-- Problem to solve --
Scan the listing below and copy every line holding "structured".

☆ ☆ ☆ ☆ ☆

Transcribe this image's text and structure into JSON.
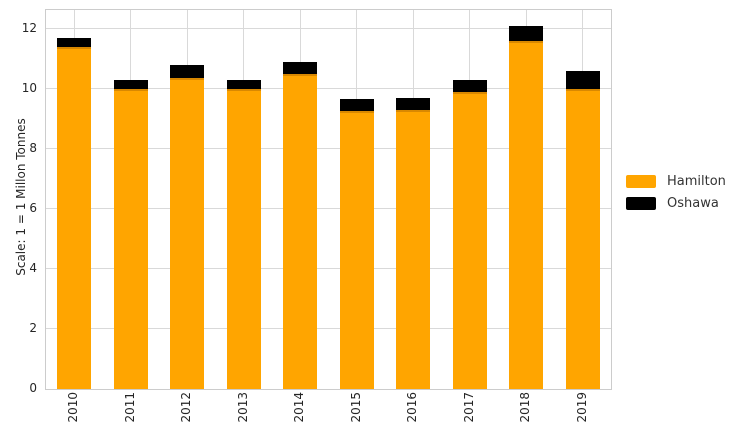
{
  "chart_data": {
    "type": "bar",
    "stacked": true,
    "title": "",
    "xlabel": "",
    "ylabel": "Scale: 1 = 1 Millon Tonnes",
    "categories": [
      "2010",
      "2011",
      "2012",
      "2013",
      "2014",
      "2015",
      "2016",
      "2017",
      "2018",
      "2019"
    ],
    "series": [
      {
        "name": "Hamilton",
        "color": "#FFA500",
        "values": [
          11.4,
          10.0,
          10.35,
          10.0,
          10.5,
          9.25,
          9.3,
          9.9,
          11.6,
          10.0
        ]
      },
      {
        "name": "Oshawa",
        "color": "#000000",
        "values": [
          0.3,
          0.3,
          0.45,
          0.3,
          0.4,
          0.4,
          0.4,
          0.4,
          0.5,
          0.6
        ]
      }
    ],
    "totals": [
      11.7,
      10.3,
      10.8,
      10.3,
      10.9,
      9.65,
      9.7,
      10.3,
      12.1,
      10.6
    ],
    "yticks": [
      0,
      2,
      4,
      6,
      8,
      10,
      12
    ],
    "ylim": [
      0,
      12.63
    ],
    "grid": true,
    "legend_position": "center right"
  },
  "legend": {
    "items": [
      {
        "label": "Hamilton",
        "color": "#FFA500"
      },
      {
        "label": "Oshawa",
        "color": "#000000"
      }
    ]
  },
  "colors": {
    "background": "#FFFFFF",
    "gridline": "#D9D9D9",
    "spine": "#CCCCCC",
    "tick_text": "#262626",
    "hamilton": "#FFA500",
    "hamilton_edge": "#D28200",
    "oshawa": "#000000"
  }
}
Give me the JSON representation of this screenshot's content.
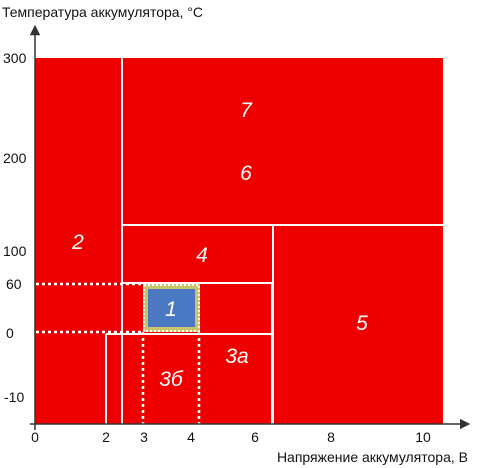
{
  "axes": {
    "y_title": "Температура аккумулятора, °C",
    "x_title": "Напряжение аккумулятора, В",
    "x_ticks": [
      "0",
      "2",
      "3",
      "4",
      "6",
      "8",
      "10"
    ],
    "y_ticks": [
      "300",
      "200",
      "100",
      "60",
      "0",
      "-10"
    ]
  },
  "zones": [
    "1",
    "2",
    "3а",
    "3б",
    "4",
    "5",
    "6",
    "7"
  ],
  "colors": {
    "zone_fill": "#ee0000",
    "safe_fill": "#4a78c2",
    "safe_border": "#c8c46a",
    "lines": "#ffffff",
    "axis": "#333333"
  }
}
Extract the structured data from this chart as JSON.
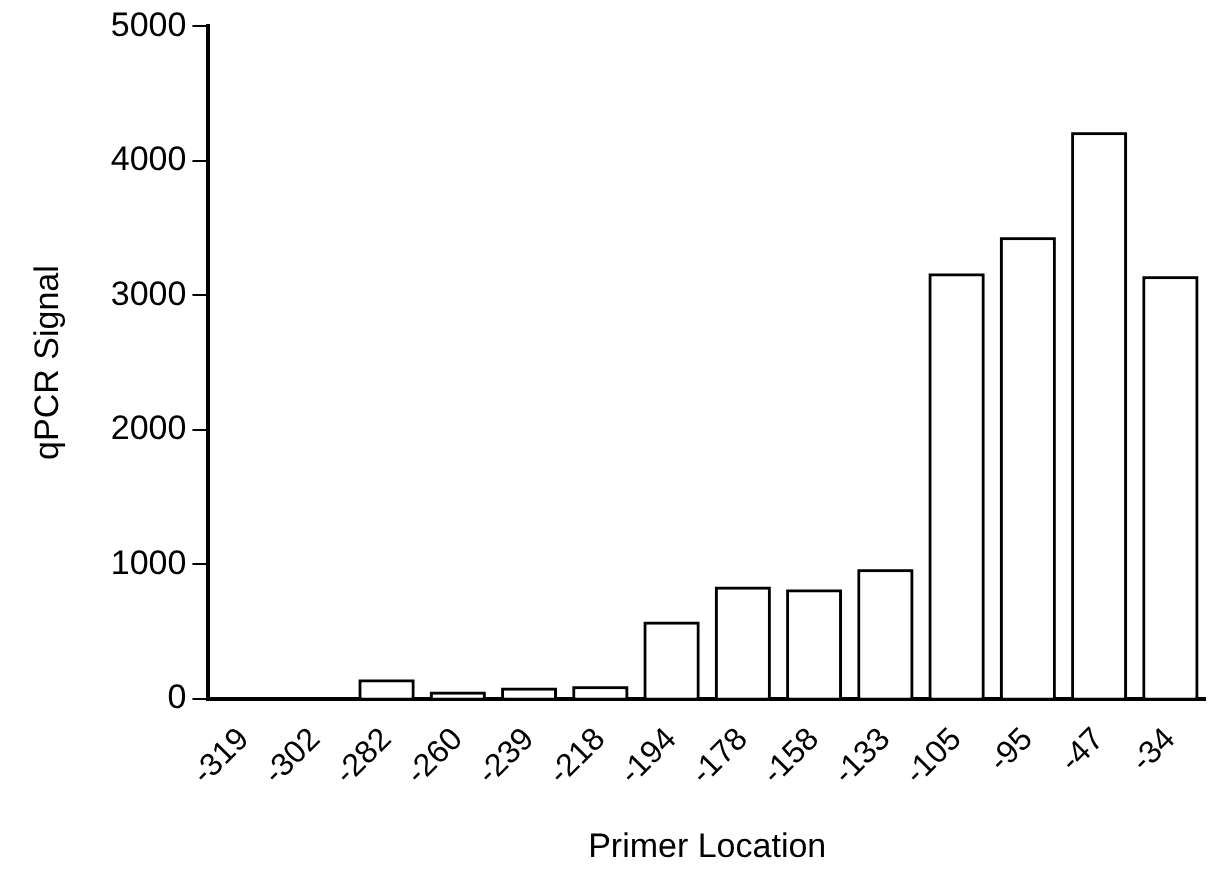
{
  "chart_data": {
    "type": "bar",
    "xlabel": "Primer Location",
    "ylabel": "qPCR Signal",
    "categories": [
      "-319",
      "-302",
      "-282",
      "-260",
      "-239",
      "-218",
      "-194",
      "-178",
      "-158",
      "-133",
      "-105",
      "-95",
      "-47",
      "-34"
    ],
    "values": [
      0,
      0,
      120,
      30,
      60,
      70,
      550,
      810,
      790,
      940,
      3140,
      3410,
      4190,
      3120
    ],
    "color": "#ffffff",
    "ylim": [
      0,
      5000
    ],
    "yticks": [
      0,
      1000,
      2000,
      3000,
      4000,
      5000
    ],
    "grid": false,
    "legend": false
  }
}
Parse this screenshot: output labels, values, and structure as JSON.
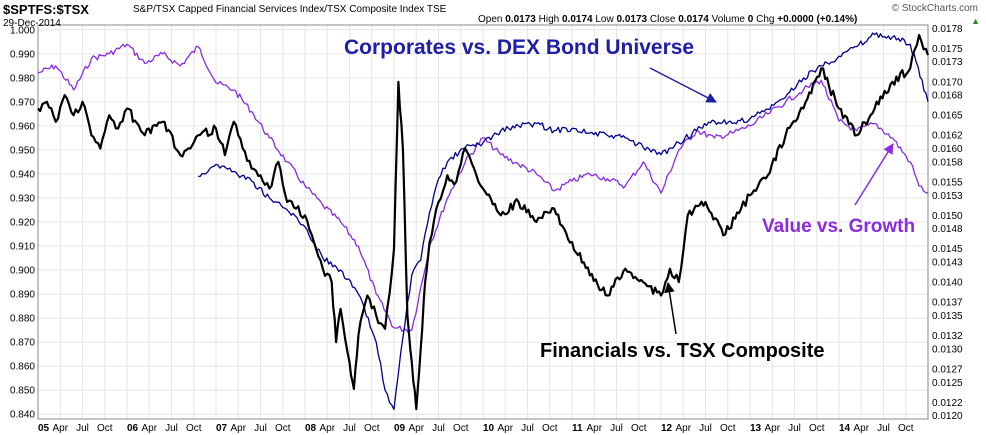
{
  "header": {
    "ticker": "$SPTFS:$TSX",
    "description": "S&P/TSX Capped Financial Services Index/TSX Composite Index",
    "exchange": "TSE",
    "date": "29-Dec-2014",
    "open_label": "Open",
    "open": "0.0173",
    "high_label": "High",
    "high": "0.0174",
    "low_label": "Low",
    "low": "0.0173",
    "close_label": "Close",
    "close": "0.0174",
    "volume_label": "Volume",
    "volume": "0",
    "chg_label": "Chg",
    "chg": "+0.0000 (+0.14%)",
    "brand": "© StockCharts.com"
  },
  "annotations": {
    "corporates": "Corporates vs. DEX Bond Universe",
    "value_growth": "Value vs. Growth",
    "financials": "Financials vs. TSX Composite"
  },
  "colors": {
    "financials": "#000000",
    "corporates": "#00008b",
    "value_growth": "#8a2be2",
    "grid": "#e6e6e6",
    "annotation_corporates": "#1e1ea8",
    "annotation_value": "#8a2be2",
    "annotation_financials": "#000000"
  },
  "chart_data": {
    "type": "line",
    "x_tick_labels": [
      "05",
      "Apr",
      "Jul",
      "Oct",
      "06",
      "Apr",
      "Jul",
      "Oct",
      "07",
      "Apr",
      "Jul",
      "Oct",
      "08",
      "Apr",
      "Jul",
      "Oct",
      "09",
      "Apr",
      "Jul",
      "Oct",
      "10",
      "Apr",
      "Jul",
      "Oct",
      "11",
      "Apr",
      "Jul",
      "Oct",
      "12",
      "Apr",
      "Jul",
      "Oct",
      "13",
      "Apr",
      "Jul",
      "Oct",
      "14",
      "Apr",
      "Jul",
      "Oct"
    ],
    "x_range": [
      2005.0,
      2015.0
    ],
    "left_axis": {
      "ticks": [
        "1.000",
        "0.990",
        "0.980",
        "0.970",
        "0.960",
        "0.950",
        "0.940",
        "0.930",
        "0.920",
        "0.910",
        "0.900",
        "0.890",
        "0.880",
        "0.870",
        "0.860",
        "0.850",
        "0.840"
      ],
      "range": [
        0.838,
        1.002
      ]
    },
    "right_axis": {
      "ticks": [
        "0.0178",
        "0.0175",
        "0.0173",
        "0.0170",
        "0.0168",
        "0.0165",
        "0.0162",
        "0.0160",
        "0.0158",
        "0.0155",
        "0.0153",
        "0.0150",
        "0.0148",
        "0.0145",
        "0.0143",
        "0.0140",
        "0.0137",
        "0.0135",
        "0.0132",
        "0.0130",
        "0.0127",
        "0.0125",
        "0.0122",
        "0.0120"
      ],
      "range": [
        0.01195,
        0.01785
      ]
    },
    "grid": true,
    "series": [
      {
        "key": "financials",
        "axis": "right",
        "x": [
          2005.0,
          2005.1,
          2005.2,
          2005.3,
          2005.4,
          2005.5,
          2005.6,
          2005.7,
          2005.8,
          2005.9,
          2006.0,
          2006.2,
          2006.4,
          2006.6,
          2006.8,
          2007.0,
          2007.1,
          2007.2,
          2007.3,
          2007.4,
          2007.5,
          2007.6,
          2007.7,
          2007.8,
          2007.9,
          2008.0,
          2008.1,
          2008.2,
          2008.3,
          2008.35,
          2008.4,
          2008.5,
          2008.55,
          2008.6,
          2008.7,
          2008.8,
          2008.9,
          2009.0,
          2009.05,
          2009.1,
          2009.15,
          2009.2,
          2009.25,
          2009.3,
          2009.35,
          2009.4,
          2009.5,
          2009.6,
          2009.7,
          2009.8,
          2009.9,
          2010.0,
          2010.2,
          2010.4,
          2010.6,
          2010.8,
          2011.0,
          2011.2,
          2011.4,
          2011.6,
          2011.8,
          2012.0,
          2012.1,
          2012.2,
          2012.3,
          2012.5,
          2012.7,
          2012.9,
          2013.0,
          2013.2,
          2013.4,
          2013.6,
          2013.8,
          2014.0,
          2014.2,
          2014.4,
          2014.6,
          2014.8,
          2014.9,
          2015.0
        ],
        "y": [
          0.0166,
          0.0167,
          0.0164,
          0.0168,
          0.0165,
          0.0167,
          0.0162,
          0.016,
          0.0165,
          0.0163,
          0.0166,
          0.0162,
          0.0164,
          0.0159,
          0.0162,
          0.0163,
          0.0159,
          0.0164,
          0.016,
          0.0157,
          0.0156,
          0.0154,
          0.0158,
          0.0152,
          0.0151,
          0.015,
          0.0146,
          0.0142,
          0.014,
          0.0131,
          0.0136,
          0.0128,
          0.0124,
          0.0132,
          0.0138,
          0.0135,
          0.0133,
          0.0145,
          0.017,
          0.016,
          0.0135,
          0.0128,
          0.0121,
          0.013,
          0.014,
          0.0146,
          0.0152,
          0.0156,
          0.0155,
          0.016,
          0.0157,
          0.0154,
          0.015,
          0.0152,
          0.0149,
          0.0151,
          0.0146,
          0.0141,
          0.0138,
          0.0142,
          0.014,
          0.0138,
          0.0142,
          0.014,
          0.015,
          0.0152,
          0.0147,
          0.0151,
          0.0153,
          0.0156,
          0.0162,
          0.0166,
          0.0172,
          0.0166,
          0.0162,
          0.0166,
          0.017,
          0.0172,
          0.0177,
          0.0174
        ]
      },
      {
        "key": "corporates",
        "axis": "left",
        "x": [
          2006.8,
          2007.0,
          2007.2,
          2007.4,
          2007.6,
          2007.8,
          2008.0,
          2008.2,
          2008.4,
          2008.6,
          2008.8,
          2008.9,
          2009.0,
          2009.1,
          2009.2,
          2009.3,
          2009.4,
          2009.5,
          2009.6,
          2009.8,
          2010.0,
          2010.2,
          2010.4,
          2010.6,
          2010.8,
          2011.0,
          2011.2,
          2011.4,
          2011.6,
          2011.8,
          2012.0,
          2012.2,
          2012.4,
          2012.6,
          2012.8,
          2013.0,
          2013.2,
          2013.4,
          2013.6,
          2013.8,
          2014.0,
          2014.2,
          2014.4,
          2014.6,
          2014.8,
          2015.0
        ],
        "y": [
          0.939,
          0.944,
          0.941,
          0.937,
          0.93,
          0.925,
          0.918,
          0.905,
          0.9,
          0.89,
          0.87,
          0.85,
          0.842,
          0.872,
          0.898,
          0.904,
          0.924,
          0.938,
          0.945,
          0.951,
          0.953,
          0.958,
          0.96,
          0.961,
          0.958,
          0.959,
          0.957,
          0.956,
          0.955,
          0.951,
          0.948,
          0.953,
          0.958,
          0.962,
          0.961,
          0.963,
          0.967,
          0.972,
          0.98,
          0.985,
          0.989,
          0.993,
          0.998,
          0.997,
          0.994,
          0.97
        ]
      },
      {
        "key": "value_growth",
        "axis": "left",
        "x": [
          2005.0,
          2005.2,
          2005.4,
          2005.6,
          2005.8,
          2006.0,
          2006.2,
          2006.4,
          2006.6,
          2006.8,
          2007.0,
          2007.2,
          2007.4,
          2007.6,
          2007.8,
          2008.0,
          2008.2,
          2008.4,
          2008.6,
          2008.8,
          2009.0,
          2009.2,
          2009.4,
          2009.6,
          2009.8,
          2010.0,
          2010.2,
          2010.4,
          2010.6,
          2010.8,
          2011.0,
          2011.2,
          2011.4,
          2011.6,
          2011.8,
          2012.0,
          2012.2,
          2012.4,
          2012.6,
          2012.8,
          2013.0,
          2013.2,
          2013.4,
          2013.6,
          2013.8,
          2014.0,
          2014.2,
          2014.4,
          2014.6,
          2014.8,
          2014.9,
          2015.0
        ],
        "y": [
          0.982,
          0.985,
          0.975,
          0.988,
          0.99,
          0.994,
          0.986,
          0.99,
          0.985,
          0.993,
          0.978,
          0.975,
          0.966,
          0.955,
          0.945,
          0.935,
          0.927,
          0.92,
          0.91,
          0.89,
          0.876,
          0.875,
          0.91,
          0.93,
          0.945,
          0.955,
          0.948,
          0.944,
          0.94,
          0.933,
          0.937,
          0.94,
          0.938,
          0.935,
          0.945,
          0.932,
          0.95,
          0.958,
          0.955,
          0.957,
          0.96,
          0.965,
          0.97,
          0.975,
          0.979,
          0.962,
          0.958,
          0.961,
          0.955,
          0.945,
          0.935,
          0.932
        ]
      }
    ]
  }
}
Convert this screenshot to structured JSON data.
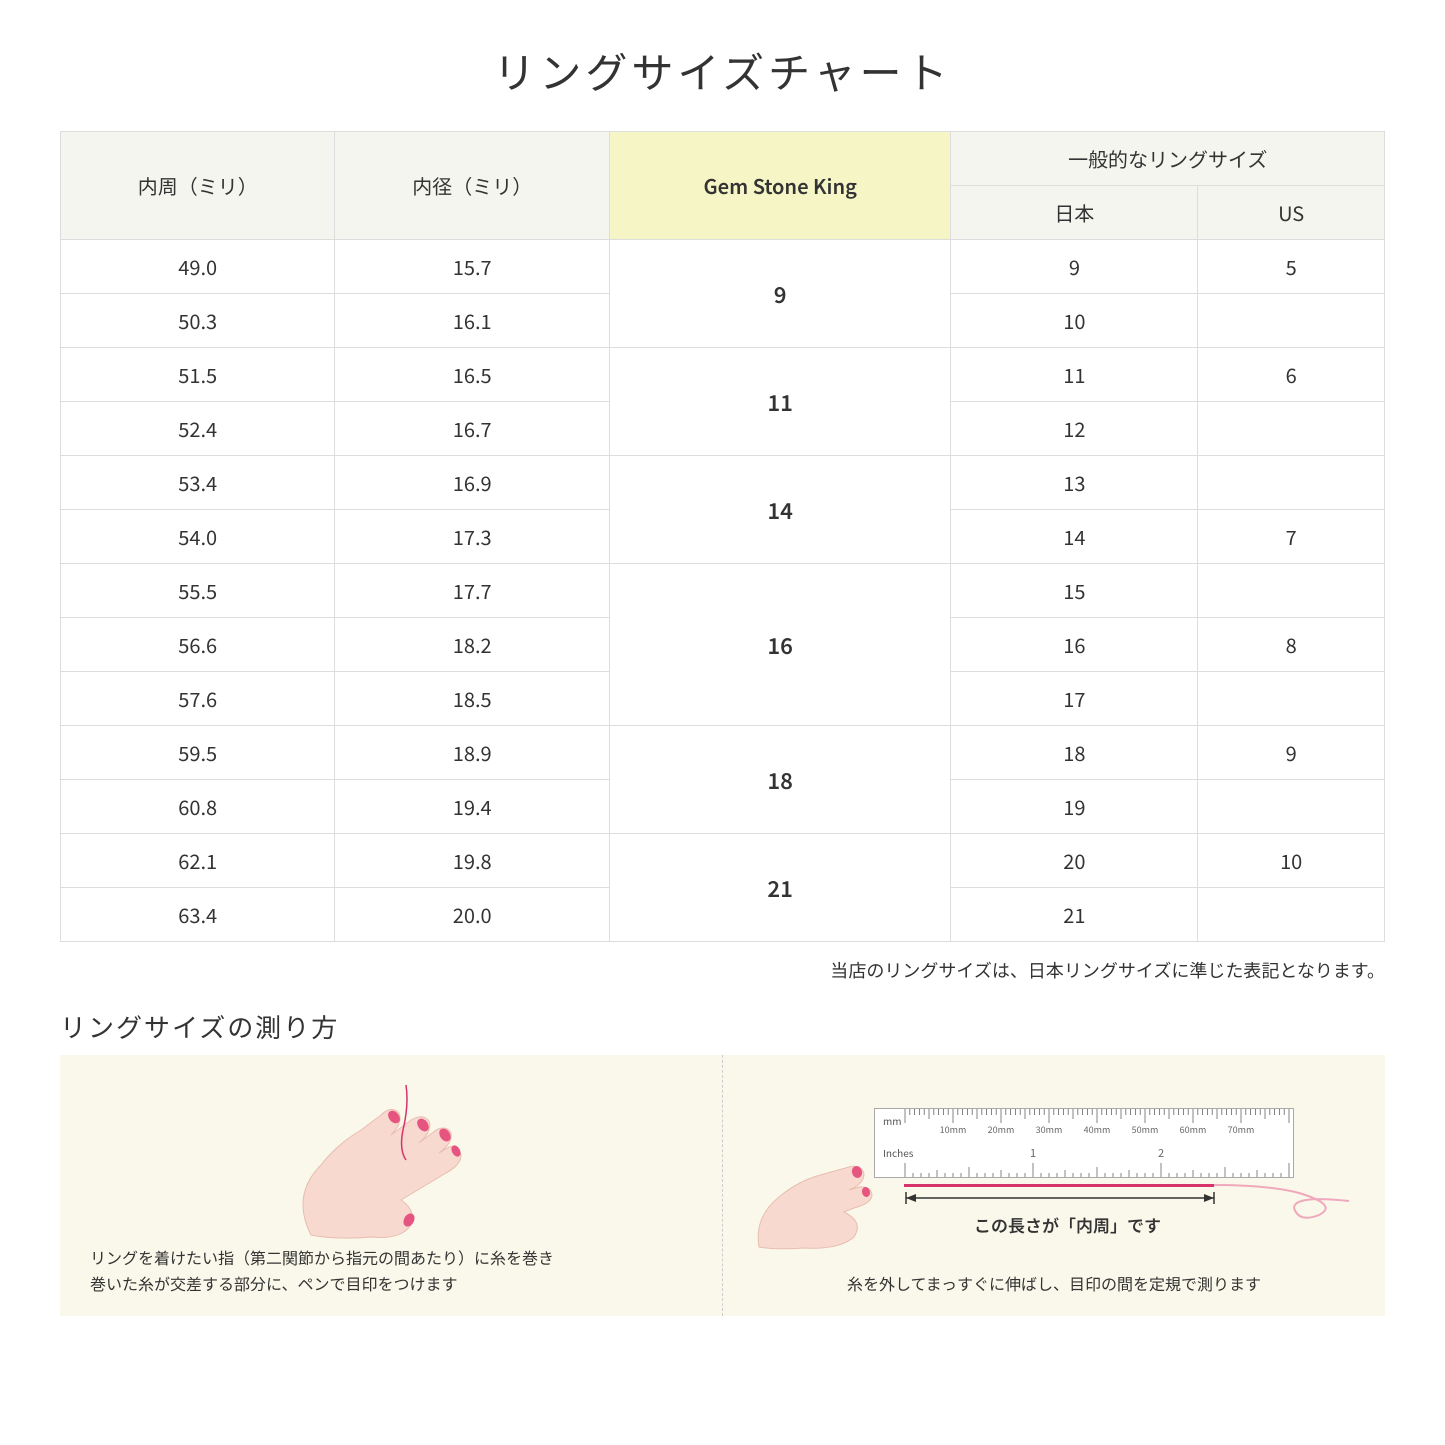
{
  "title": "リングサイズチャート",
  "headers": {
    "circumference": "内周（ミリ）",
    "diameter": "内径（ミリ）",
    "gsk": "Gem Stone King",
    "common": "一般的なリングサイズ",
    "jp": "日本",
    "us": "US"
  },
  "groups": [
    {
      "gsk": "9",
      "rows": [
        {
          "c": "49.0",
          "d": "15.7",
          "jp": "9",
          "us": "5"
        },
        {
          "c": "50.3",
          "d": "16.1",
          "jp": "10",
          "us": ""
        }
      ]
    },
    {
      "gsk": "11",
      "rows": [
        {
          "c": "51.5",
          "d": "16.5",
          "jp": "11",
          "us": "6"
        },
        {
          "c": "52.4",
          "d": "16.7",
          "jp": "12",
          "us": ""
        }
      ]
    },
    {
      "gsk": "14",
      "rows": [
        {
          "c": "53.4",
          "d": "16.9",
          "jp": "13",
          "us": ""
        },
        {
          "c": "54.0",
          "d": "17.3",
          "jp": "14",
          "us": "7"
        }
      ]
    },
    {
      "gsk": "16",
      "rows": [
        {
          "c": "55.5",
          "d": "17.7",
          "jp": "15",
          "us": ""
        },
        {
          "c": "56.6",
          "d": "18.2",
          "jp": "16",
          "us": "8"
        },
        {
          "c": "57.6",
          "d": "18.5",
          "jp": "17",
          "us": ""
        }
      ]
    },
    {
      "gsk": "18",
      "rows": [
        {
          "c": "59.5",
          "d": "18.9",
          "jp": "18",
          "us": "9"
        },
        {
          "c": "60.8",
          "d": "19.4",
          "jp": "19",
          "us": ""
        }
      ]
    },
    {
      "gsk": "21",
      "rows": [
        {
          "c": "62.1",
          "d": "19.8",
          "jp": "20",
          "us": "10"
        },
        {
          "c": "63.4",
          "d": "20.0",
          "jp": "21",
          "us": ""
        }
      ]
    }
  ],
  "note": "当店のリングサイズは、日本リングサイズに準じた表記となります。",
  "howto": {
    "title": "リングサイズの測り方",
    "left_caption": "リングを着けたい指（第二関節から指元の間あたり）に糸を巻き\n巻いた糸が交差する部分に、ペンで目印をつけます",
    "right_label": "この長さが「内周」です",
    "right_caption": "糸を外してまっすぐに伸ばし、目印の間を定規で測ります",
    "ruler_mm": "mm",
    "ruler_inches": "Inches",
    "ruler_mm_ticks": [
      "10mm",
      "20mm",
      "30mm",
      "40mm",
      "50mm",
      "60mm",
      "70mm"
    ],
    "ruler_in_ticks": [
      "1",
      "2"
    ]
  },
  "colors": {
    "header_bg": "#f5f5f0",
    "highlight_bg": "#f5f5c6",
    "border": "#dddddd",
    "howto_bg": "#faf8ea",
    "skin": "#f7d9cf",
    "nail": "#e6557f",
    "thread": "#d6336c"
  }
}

☆ ☆ ☆ ☆ ☆

-- Final result --
Extract the structured data from this chart as JSON.
Convert this screenshot to structured JSON data.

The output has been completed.